## Goal
Would you set down every entry shown below, precisely as written?
[begin Records supplied]
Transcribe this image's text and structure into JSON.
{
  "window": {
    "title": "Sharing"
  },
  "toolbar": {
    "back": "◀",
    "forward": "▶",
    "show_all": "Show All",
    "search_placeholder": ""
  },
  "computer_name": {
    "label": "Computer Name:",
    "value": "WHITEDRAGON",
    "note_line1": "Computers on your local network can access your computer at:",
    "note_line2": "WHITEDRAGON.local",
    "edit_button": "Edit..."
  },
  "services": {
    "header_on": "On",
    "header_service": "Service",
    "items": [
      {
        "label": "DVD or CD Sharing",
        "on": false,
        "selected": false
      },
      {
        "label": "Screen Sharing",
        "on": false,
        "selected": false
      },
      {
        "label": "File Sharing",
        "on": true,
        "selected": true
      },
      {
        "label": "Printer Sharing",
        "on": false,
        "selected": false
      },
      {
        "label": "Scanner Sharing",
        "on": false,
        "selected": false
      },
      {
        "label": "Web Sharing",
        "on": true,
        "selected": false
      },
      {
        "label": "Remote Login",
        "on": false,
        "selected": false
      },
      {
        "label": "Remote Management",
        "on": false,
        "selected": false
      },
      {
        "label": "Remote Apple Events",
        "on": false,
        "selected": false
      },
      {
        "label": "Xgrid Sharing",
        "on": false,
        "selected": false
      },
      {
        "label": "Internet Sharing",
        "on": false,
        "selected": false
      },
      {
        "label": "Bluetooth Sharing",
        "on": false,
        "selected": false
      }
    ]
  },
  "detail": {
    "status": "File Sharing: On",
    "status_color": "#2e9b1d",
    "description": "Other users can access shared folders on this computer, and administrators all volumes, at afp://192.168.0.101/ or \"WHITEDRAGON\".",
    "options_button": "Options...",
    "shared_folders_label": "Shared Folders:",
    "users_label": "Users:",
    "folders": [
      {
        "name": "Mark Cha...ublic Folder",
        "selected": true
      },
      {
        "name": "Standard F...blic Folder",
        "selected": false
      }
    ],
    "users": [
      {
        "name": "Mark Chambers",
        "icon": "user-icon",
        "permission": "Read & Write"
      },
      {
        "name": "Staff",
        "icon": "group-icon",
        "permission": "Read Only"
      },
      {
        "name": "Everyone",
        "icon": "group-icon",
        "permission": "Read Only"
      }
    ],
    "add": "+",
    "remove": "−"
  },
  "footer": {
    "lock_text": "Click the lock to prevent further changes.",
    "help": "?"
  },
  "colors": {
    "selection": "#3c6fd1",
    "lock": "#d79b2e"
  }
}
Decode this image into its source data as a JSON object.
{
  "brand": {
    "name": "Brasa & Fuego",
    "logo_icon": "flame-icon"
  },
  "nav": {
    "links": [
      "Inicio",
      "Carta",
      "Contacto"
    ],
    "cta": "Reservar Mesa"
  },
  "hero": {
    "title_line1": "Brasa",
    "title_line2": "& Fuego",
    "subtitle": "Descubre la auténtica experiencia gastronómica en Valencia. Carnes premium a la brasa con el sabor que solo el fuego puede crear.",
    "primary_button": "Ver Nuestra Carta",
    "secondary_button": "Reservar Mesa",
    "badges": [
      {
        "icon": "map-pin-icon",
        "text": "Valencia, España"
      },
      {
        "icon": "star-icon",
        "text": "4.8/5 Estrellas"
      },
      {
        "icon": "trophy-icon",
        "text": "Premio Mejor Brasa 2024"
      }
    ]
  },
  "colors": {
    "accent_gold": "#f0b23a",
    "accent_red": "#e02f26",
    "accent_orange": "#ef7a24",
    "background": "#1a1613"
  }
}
[end Records supplied]
## Task output
Transcribe this image's text and structure into JSON.
{
  "window": {
    "title": "Sharing"
  },
  "toolbar": {
    "back": "◀",
    "forward": "▶",
    "show_all": "Show All",
    "search_placeholder": ""
  },
  "computer_name": {
    "label": "Computer Name:",
    "value": "WHITEDRAGON",
    "note_line1": "Computers on your local network can access your computer at:",
    "note_line2": "WHITEDRAGON.local",
    "edit_button": "Edit..."
  },
  "services": {
    "header_on": "On",
    "header_service": "Service",
    "items": [
      {
        "label": "DVD or CD Sharing",
        "on": false,
        "selected": false
      },
      {
        "label": "Screen Sharing",
        "on": false,
        "selected": false
      },
      {
        "label": "File Sharing",
        "on": true,
        "selected": true
      },
      {
        "label": "Printer Sharing",
        "on": false,
        "selected": false
      },
      {
        "label": "Scanner Sharing",
        "on": false,
        "selected": false
      },
      {
        "label": "Web Sharing",
        "on": true,
        "selected": false
      },
      {
        "label": "Remote Login",
        "on": false,
        "selected": false
      },
      {
        "label": "Remote Management",
        "on": false,
        "selected": false
      },
      {
        "label": "Remote Apple Events",
        "on": false,
        "selected": false
      },
      {
        "label": "Xgrid Sharing",
        "on": false,
        "selected": false
      },
      {
        "label": "Internet Sharing",
        "on": false,
        "selected": false
      },
      {
        "label": "Bluetooth Sharing",
        "on": false,
        "selected": false
      }
    ]
  },
  "detail": {
    "status": "File Sharing: On",
    "status_color": "#2e9b1d",
    "description": "Other users can access shared folders on this computer, and administrators all volumes, at afp://192.168.0.101/ or \"WHITEDRAGON\".",
    "options_button": "Options...",
    "shared_folders_label": "Shared Folders:",
    "users_label": "Users:",
    "folders": [
      {
        "name": "Mark Cha...ublic Folder",
        "selected": true
      },
      {
        "name": "Standard F...blic Folder",
        "selected": false
      }
    ],
    "users": [
      {
        "name": "Mark Chambers",
        "icon": "user-icon",
        "permission": "Read & Write"
      },
      {
        "name": "Staff",
        "icon": "group-icon",
        "permission": "Read Only"
      },
      {
        "name": "Everyone",
        "icon": "group-icon",
        "permission": "Read Only"
      }
    ],
    "add": "+",
    "remove": "−"
  },
  "footer": {
    "lock_text": "Click the lock to prevent further changes.",
    "help": "?"
  },
  "colors": {
    "selection": "#3c6fd1",
    "lock": "#d79b2e"
  }
}
Decode this image into its source data as a JSON object.
{
  "brand": {
    "name": "Brasa & Fuego",
    "logo_icon": "flame-icon"
  },
  "nav": {
    "links": [
      "Inicio",
      "Carta",
      "Contacto"
    ],
    "cta": "Reservar Mesa"
  },
  "hero": {
    "title_line1": "Brasa",
    "title_line2": "& Fuego",
    "subtitle": "Descubre la auténtica experiencia gastronómica en Valencia. Carnes premium a la brasa con el sabor que solo el fuego puede crear.",
    "primary_button": "Ver Nuestra Carta",
    "secondary_button": "Reservar Mesa",
    "badges": [
      {
        "icon": "map-pin-icon",
        "text": "Valencia, España"
      },
      {
        "icon": "star-icon",
        "text": "4.8/5 Estrellas"
      },
      {
        "icon": "trophy-icon",
        "text": "Premio Mejor Brasa 2024"
      }
    ]
  },
  "colors": {
    "accent_gold": "#f0b23a",
    "accent_red": "#e02f26",
    "accent_orange": "#ef7a24",
    "background": "#1a1613"
  }
}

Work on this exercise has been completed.